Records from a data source
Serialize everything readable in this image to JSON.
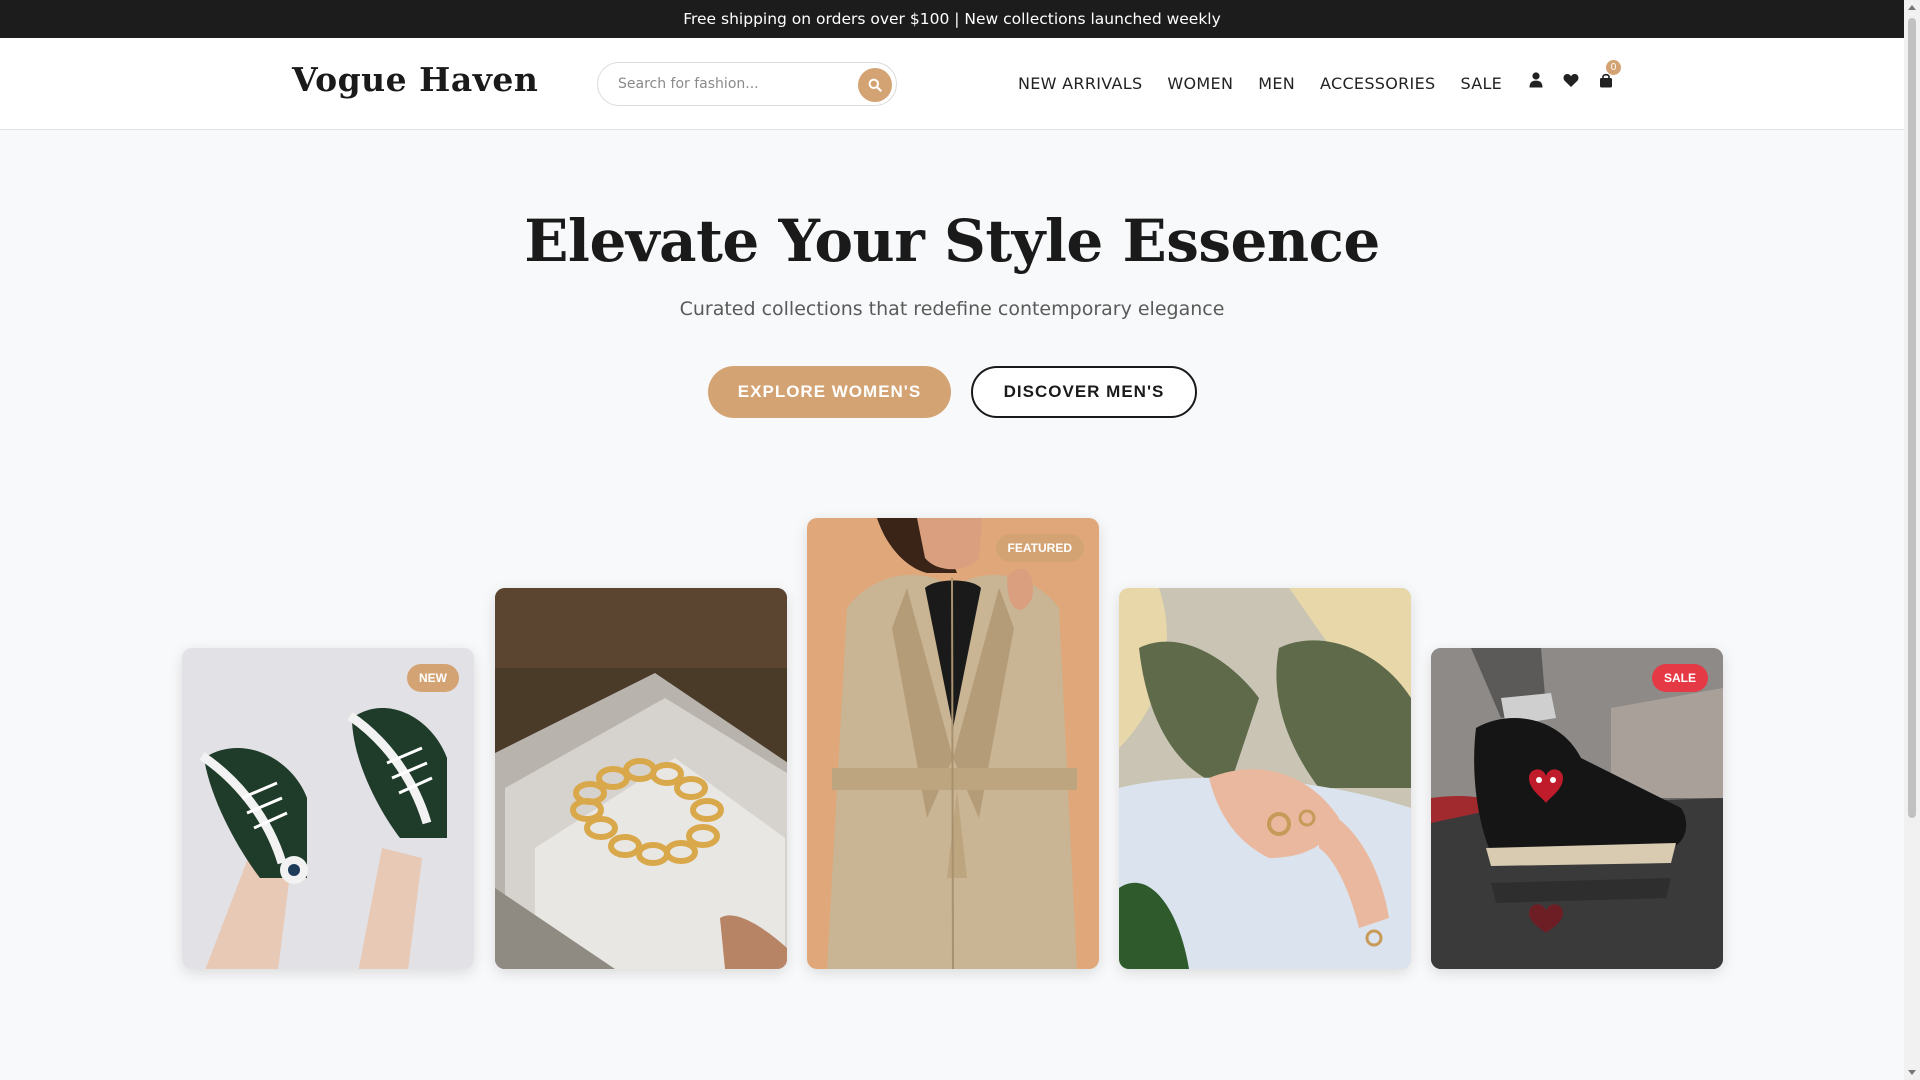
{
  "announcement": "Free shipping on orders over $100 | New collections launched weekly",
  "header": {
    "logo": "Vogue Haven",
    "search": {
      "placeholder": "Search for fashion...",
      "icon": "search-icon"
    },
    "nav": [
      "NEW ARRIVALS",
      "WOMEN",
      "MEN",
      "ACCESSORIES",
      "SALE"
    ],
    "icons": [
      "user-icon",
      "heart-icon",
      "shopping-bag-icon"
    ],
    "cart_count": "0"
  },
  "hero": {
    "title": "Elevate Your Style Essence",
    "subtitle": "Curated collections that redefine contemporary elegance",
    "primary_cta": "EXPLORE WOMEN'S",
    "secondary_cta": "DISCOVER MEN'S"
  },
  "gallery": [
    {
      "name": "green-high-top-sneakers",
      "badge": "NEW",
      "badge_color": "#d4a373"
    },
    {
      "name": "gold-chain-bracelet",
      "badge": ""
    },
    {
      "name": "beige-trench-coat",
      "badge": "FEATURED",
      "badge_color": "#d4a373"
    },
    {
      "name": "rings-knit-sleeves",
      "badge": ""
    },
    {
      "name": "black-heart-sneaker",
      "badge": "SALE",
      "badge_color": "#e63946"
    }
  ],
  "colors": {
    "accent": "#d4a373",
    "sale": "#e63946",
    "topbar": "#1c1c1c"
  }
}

_PROBLEM DETAILS:_
Reproduce each entry precisely, dropping only the pictures.

_TASK RESPONSE:_
Serialize everything readable in this image to JSON.
{
  "announcement": "Free shipping on orders over $100 | New collections launched weekly",
  "header": {
    "logo": "Vogue Haven",
    "search": {
      "placeholder": "Search for fashion...",
      "icon": "search-icon"
    },
    "nav": [
      "NEW ARRIVALS",
      "WOMEN",
      "MEN",
      "ACCESSORIES",
      "SALE"
    ],
    "icons": [
      "user-icon",
      "heart-icon",
      "shopping-bag-icon"
    ],
    "cart_count": "0"
  },
  "hero": {
    "title": "Elevate Your Style Essence",
    "subtitle": "Curated collections that redefine contemporary elegance",
    "primary_cta": "EXPLORE WOMEN'S",
    "secondary_cta": "DISCOVER MEN'S"
  },
  "gallery": [
    {
      "name": "green-high-top-sneakers",
      "badge": "NEW",
      "badge_color": "#d4a373"
    },
    {
      "name": "gold-chain-bracelet",
      "badge": ""
    },
    {
      "name": "beige-trench-coat",
      "badge": "FEATURED",
      "badge_color": "#d4a373"
    },
    {
      "name": "rings-knit-sleeves",
      "badge": ""
    },
    {
      "name": "black-heart-sneaker",
      "badge": "SALE",
      "badge_color": "#e63946"
    }
  ],
  "colors": {
    "accent": "#d4a373",
    "sale": "#e63946",
    "topbar": "#1c1c1c"
  }
}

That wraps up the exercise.